▶ [Records to use]:
— START —
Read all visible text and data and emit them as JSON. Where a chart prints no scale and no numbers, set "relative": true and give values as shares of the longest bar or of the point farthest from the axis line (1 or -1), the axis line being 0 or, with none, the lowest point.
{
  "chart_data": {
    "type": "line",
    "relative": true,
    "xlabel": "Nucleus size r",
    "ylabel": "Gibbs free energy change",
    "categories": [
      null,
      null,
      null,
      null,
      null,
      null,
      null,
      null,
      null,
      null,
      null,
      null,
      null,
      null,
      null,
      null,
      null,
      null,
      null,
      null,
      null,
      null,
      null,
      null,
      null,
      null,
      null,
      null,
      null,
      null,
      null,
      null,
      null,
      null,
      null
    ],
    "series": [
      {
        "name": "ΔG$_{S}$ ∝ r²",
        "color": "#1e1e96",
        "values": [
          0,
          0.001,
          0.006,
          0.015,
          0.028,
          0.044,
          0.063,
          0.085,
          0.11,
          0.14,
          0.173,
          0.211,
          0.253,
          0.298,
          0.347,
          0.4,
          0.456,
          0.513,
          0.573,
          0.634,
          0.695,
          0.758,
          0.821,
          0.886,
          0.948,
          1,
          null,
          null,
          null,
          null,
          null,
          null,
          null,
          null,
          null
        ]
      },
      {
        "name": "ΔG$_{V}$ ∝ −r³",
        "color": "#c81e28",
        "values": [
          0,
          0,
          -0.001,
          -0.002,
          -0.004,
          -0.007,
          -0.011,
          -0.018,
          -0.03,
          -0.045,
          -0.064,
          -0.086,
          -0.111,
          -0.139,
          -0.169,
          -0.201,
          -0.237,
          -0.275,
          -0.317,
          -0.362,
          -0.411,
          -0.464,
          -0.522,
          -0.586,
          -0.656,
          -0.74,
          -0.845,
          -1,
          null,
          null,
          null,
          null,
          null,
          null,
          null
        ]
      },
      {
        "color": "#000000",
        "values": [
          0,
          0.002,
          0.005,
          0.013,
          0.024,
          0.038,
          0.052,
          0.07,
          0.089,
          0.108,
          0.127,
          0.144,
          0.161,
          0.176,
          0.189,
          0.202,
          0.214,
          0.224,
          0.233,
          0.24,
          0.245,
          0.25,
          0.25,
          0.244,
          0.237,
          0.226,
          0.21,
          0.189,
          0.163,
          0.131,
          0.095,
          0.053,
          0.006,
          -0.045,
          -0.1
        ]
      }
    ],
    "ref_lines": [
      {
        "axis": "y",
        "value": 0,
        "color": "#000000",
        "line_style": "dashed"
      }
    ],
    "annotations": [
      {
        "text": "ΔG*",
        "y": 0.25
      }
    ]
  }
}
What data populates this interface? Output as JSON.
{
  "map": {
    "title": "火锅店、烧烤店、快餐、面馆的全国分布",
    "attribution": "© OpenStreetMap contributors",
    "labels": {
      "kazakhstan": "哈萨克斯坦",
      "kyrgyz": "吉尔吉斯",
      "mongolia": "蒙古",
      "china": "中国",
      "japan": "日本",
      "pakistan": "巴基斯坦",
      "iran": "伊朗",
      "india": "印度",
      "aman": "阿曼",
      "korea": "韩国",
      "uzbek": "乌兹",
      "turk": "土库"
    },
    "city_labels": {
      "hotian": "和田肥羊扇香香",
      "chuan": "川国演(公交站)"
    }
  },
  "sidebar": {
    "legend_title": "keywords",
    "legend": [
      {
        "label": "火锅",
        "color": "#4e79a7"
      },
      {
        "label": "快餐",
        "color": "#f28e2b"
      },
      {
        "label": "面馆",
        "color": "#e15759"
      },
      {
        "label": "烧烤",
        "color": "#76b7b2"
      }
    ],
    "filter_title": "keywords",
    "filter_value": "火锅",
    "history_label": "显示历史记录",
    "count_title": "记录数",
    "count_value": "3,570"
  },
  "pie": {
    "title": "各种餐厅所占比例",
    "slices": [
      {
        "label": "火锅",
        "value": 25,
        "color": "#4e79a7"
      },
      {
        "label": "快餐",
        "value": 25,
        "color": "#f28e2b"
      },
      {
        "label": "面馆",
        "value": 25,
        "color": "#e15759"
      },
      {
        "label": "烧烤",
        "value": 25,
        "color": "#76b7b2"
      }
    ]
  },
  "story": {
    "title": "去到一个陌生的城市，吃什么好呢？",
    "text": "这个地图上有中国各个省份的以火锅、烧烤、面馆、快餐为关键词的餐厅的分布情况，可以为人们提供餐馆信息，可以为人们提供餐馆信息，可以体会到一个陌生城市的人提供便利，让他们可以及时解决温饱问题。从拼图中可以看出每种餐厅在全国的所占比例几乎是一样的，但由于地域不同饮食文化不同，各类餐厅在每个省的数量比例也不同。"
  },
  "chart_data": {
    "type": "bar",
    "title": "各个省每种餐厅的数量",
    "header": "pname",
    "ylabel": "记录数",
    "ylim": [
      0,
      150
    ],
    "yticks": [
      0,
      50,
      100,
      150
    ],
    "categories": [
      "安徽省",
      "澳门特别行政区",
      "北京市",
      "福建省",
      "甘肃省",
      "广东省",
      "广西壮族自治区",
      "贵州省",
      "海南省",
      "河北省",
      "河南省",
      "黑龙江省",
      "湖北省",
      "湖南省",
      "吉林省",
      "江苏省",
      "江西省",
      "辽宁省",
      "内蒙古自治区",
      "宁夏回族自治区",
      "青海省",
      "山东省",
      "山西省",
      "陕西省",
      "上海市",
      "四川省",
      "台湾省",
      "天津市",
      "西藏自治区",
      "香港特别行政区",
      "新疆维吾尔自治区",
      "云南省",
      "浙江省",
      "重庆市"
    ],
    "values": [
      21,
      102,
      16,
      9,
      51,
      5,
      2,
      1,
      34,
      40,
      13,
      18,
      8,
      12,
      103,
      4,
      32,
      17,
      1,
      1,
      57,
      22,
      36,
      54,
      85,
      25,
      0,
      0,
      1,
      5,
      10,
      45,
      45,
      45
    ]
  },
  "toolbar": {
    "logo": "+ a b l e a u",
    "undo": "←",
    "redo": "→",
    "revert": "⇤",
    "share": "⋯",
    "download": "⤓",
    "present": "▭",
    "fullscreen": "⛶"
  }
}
— END —
▶ [Task to carry out]: Copy the data above exactly. Every line must be included.

▶ [Written answer]:
Read all visible text and data and emit them as JSON. Where a chart prints no scale and no numbers, set "relative": true and give values as shares of the longest bar or of the point farthest from the axis line (1 or -1), the axis line being 0 or, with none, the lowest point.
{
  "chart_data": {
    "type": "line",
    "relative": true,
    "xlabel": "Nucleus size r",
    "ylabel": "Gibbs free energy change",
    "categories": [
      null,
      null,
      null,
      null,
      null,
      null,
      null,
      null,
      null,
      null,
      null,
      null,
      null,
      null,
      null,
      null,
      null,
      null,
      null,
      null,
      null,
      null,
      null,
      null,
      null,
      null,
      null,
      null,
      null,
      null,
      null,
      null,
      null,
      null,
      null
    ],
    "series": [
      {
        "name": "ΔG$_{S}$ ∝ r²",
        "color": "#1e1e96",
        "values": [
          0,
          0.001,
          0.006,
          0.015,
          0.028,
          0.044,
          0.063,
          0.085,
          0.11,
          0.14,
          0.173,
          0.211,
          0.253,
          0.298,
          0.347,
          0.4,
          0.456,
          0.513,
          0.573,
          0.634,
          0.695,
          0.758,
          0.821,
          0.886,
          0.948,
          1,
          null,
          null,
          null,
          null,
          null,
          null,
          null,
          null,
          null
        ]
      },
      {
        "name": "ΔG$_{V}$ ∝ −r³",
        "color": "#c81e28",
        "values": [
          0,
          0,
          -0.001,
          -0.002,
          -0.004,
          -0.007,
          -0.011,
          -0.018,
          -0.03,
          -0.045,
          -0.064,
          -0.086,
          -0.111,
          -0.139,
          -0.169,
          -0.201,
          -0.237,
          -0.275,
          -0.317,
          -0.362,
          -0.411,
          -0.464,
          -0.522,
          -0.586,
          -0.656,
          -0.74,
          -0.845,
          -1,
          null,
          null,
          null,
          null,
          null,
          null,
          null
        ]
      },
      {
        "color": "#000000",
        "values": [
          0,
          0.002,
          0.005,
          0.013,
          0.024,
          0.038,
          0.052,
          0.07,
          0.089,
          0.108,
          0.127,
          0.144,
          0.161,
          0.176,
          0.189,
          0.202,
          0.214,
          0.224,
          0.233,
          0.24,
          0.245,
          0.25,
          0.25,
          0.244,
          0.237,
          0.226,
          0.21,
          0.189,
          0.163,
          0.131,
          0.095,
          0.053,
          0.006,
          -0.045,
          -0.1
        ]
      }
    ],
    "ref_lines": [
      {
        "axis": "y",
        "value": 0,
        "color": "#000000",
        "line_style": "dashed"
      }
    ],
    "annotations": [
      {
        "text": "ΔG*",
        "y": 0.25
      }
    ]
  }
}
What data populates this interface? Output as JSON.
{
  "map": {
    "title": "火锅店、烧烤店、快餐、面馆的全国分布",
    "attribution": "© OpenStreetMap contributors",
    "labels": {
      "kazakhstan": "哈萨克斯坦",
      "kyrgyz": "吉尔吉斯",
      "mongolia": "蒙古",
      "china": "中国",
      "japan": "日本",
      "pakistan": "巴基斯坦",
      "iran": "伊朗",
      "india": "印度",
      "aman": "阿曼",
      "korea": "韩国",
      "uzbek": "乌兹",
      "turk": "土库"
    },
    "city_labels": {
      "hotian": "和田肥羊扇香香",
      "chuan": "川国演(公交站)"
    }
  },
  "sidebar": {
    "legend_title": "keywords",
    "legend": [
      {
        "label": "火锅",
        "color": "#4e79a7"
      },
      {
        "label": "快餐",
        "color": "#f28e2b"
      },
      {
        "label": "面馆",
        "color": "#e15759"
      },
      {
        "label": "烧烤",
        "color": "#76b7b2"
      }
    ],
    "filter_title": "keywords",
    "filter_value": "火锅",
    "history_label": "显示历史记录",
    "count_title": "记录数",
    "count_value": "3,570"
  },
  "pie": {
    "title": "各种餐厅所占比例",
    "slices": [
      {
        "label": "火锅",
        "value": 25,
        "color": "#4e79a7"
      },
      {
        "label": "快餐",
        "value": 25,
        "color": "#f28e2b"
      },
      {
        "label": "面馆",
        "value": 25,
        "color": "#e15759"
      },
      {
        "label": "烧烤",
        "value": 25,
        "color": "#76b7b2"
      }
    ]
  },
  "story": {
    "title": "去到一个陌生的城市，吃什么好呢？",
    "text": "这个地图上有中国各个省份的以火锅、烧烤、面馆、快餐为关键词的餐厅的分布情况，可以为人们提供餐馆信息，可以为人们提供餐馆信息，可以体会到一个陌生城市的人提供便利，让他们可以及时解决温饱问题。从拼图中可以看出每种餐厅在全国的所占比例几乎是一样的，但由于地域不同饮食文化不同，各类餐厅在每个省的数量比例也不同。"
  },
  "chart_data": {
    "type": "bar",
    "title": "各个省每种餐厅的数量",
    "header": "pname",
    "ylabel": "记录数",
    "ylim": [
      0,
      150
    ],
    "yticks": [
      0,
      50,
      100,
      150
    ],
    "categories": [
      "安徽省",
      "澳门特别行政区",
      "北京市",
      "福建省",
      "甘肃省",
      "广东省",
      "广西壮族自治区",
      "贵州省",
      "海南省",
      "河北省",
      "河南省",
      "黑龙江省",
      "湖北省",
      "湖南省",
      "吉林省",
      "江苏省",
      "江西省",
      "辽宁省",
      "内蒙古自治区",
      "宁夏回族自治区",
      "青海省",
      "山东省",
      "山西省",
      "陕西省",
      "上海市",
      "四川省",
      "台湾省",
      "天津市",
      "西藏自治区",
      "香港特别行政区",
      "新疆维吾尔自治区",
      "云南省",
      "浙江省",
      "重庆市"
    ],
    "values": [
      21,
      102,
      16,
      9,
      51,
      5,
      2,
      1,
      34,
      40,
      13,
      18,
      8,
      12,
      103,
      4,
      32,
      17,
      1,
      1,
      57,
      22,
      36,
      54,
      85,
      25,
      0,
      0,
      1,
      5,
      10,
      45,
      45,
      45
    ]
  },
  "toolbar": {
    "logo": "+ a b l e a u",
    "undo": "←",
    "redo": "→",
    "revert": "⇤",
    "share": "⋯",
    "download": "⤓",
    "present": "▭",
    "fullscreen": "⛶"
  }
}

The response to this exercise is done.